GIVEN REQUEST: Check each line of the material. Copy those containing "title".

[Items from a data source]
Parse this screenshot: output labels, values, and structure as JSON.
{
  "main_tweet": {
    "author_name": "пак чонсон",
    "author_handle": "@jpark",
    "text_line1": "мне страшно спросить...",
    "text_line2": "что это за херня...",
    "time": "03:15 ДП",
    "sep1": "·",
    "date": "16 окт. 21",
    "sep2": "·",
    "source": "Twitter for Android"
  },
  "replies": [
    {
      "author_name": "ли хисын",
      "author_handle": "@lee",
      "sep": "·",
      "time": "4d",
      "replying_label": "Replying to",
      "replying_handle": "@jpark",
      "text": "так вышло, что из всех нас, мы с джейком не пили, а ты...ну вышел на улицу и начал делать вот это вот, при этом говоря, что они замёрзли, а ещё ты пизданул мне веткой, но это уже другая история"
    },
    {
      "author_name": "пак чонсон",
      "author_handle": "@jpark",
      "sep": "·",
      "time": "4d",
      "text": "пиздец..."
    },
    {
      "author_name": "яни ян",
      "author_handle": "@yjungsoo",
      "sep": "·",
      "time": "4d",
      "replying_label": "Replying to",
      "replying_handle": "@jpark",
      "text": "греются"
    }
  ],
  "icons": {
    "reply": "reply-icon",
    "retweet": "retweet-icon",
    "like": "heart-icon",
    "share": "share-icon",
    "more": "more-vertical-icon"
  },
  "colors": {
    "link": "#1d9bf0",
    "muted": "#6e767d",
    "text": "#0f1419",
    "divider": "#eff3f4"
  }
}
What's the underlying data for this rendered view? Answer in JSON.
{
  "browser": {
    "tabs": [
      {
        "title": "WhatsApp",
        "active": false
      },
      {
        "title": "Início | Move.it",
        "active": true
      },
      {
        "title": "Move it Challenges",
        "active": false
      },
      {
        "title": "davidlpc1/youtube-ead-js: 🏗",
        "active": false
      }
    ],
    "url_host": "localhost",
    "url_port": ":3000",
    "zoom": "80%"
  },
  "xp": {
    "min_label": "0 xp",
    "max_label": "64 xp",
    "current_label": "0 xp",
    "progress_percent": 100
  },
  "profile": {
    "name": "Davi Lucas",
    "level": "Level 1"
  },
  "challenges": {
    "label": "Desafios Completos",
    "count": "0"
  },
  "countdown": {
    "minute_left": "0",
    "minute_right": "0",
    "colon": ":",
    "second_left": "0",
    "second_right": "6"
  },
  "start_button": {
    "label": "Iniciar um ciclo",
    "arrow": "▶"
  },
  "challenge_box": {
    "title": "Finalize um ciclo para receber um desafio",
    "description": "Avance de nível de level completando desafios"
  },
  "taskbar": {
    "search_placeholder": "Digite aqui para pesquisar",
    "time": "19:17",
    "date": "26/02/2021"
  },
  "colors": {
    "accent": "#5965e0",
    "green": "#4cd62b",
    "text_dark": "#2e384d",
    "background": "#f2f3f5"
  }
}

TASK RESPONSE:
        "title": "WhatsApp",
        "title": "Início | Move.it",
        "title": "Move it Challenges",
        "title": "davidlpc1/youtube-ead-js: 🏗",
    "title": "Finalize um ciclo para receber um desafio",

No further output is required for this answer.